[Given request]: Report the number of lines that hold the string "有一个知心". Leave out any other text.

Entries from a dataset
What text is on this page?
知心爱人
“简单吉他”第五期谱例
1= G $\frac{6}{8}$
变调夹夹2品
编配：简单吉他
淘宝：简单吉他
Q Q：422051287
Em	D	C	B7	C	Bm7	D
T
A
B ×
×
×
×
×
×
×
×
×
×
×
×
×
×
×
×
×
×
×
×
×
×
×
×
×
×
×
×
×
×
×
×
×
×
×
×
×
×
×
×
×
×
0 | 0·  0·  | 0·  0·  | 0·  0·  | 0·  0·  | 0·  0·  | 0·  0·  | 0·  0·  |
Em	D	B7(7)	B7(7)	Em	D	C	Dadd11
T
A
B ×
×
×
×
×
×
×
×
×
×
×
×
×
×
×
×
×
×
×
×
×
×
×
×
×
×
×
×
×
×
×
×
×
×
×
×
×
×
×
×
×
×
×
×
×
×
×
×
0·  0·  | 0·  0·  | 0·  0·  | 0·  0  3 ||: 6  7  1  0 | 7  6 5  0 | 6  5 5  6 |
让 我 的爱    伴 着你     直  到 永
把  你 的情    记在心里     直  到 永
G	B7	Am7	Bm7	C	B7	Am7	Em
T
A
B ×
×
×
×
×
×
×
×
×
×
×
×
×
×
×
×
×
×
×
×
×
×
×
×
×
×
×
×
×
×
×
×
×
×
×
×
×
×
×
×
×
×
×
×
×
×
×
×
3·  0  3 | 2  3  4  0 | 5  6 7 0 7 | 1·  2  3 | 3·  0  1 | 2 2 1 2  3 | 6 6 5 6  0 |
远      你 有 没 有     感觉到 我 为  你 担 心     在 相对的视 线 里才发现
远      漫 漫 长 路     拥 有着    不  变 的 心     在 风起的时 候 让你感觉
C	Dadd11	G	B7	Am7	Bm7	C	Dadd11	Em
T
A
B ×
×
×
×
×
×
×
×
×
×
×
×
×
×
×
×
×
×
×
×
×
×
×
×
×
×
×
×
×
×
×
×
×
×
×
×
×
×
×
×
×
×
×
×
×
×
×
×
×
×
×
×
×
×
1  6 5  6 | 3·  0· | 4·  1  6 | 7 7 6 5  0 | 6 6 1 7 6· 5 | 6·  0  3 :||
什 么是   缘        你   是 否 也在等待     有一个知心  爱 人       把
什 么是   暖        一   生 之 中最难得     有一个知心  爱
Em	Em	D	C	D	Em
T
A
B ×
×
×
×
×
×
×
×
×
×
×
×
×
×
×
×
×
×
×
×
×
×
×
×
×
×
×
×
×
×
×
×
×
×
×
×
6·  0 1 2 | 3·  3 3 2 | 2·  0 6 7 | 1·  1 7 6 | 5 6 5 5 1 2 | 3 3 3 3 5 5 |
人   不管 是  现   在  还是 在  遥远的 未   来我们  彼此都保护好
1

[Written reply]: 2